> [Stated exercise] Go through the data below. List every line that holds the word "this".

-- Data excerpts start --

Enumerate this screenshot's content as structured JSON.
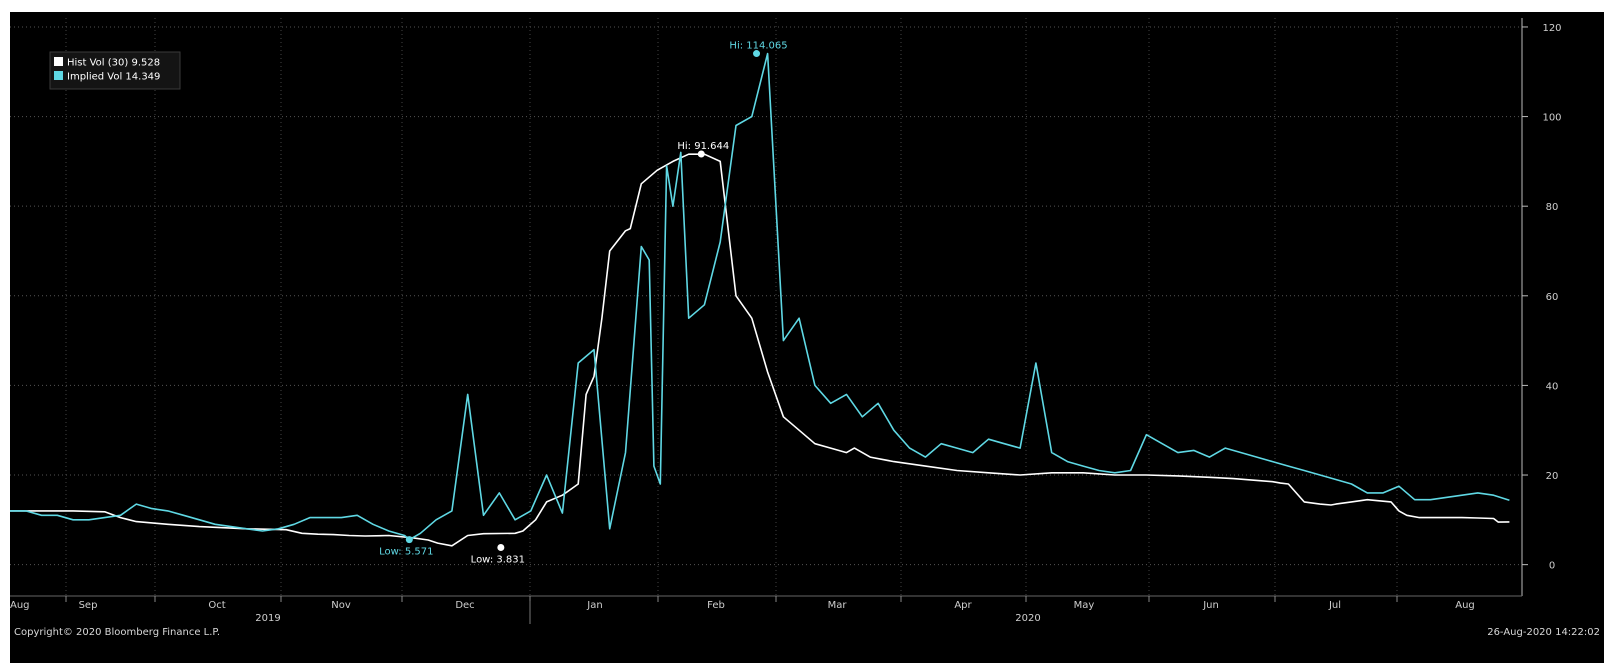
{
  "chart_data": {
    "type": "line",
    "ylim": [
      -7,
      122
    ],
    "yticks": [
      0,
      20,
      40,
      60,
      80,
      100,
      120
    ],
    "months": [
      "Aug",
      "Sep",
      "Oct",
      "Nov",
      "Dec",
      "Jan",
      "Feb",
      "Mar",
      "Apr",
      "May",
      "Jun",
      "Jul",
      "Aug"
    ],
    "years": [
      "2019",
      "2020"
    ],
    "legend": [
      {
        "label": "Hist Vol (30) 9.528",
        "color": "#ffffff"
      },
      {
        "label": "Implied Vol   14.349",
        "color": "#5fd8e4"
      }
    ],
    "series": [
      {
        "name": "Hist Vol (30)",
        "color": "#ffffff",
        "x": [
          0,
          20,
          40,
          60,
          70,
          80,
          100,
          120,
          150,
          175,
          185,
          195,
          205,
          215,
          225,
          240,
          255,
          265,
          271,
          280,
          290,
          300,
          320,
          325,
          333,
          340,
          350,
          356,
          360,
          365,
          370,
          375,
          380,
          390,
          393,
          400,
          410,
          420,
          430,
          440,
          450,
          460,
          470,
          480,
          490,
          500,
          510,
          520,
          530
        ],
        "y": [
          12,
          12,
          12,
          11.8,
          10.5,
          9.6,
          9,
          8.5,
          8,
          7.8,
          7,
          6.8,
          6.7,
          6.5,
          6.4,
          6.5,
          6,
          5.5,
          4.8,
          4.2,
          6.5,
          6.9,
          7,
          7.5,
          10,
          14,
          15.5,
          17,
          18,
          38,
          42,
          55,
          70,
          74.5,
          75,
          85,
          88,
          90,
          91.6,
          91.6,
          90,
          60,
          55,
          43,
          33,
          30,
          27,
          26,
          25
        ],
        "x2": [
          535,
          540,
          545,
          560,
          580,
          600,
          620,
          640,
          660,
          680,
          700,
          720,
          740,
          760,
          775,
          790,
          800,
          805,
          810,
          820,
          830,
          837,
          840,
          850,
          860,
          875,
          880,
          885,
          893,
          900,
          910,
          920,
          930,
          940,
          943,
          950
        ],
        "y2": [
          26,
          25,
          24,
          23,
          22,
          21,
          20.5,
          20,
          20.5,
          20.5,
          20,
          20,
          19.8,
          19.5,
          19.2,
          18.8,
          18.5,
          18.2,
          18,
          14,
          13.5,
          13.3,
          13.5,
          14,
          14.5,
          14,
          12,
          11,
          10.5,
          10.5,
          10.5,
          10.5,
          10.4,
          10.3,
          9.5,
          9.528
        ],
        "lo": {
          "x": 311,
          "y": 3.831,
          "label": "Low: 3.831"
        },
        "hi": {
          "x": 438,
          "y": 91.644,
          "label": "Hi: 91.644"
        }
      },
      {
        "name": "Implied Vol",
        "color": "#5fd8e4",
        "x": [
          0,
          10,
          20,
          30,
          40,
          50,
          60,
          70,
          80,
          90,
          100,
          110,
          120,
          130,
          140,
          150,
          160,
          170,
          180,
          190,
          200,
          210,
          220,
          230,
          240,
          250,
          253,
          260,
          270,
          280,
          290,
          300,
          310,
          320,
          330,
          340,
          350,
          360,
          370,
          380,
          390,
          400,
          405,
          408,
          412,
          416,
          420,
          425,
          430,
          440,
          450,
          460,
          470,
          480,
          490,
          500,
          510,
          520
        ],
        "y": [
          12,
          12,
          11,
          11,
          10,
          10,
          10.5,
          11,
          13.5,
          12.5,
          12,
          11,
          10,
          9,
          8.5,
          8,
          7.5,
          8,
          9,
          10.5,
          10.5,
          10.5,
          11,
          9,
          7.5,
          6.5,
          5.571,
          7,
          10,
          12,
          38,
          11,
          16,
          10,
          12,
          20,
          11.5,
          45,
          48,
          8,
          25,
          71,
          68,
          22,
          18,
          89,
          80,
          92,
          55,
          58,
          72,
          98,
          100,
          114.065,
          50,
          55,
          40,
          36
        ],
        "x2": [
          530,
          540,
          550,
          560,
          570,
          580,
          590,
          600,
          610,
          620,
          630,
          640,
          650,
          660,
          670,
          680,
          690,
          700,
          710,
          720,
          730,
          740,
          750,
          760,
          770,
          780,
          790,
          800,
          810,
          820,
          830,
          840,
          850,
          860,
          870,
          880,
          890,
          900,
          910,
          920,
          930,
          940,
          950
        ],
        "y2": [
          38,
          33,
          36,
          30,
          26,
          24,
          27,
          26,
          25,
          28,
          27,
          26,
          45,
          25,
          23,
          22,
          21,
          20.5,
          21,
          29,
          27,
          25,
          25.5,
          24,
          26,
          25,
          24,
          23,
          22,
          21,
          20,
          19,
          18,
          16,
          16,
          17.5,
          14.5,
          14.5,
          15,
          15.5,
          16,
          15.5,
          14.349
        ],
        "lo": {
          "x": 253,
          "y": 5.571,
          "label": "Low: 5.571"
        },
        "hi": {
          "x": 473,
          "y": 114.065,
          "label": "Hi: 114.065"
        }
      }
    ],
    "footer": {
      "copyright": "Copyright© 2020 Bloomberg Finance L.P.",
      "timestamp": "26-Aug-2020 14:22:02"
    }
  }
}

-- Data excerpts end --
-- Data excerpts start --

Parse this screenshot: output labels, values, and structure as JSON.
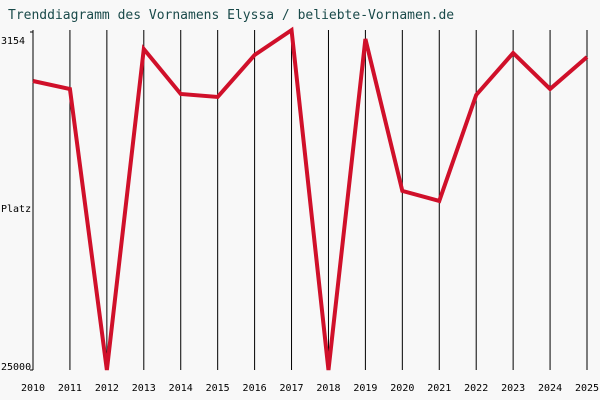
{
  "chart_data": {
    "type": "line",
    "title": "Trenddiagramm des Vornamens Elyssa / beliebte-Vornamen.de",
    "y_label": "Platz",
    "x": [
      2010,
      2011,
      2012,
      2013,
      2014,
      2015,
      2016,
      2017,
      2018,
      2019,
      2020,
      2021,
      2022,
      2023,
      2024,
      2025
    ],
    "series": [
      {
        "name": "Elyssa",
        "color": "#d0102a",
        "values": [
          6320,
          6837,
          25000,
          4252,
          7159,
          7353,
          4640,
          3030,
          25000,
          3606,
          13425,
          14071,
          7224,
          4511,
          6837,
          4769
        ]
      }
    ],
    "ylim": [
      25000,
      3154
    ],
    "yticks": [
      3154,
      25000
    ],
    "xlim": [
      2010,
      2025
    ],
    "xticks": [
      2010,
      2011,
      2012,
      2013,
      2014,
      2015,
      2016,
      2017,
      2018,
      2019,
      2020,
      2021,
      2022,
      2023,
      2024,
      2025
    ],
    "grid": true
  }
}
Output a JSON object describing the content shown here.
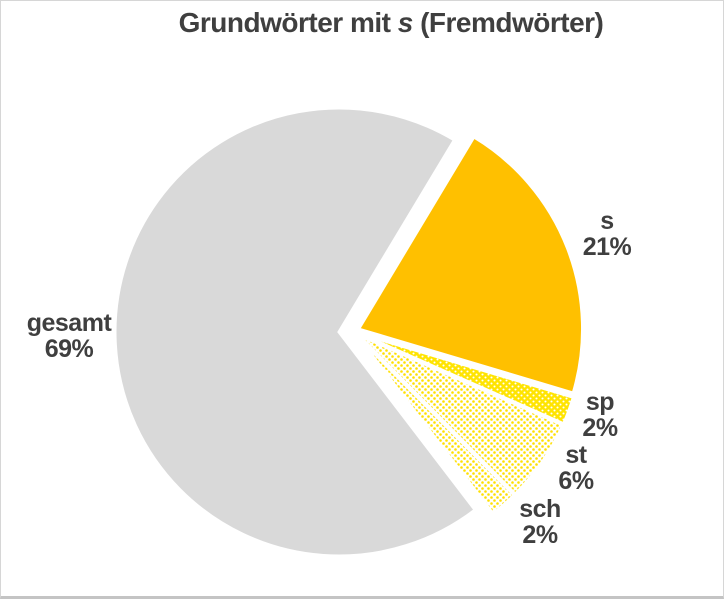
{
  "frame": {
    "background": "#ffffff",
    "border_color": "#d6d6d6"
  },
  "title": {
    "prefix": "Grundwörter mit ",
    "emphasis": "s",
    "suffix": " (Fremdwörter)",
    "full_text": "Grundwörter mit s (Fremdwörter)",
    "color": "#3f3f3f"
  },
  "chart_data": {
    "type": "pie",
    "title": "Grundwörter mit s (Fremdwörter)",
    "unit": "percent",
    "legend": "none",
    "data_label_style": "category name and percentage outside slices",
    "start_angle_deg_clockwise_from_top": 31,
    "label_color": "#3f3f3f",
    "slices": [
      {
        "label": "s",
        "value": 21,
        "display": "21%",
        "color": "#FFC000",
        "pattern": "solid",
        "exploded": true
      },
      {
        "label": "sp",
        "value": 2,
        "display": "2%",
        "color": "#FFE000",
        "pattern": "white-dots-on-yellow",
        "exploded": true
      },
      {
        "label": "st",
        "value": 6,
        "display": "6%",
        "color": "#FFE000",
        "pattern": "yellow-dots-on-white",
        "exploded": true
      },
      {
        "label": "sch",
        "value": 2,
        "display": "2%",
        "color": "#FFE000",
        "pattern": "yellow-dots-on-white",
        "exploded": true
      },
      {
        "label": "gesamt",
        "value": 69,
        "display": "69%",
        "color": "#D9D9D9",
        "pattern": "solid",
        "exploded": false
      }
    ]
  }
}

-- Data excerpts end --

> [Problem solution]
Enumerate this screenshot's content as structured JSON.
Parse this screenshot: output labels, values, and structure as JSON.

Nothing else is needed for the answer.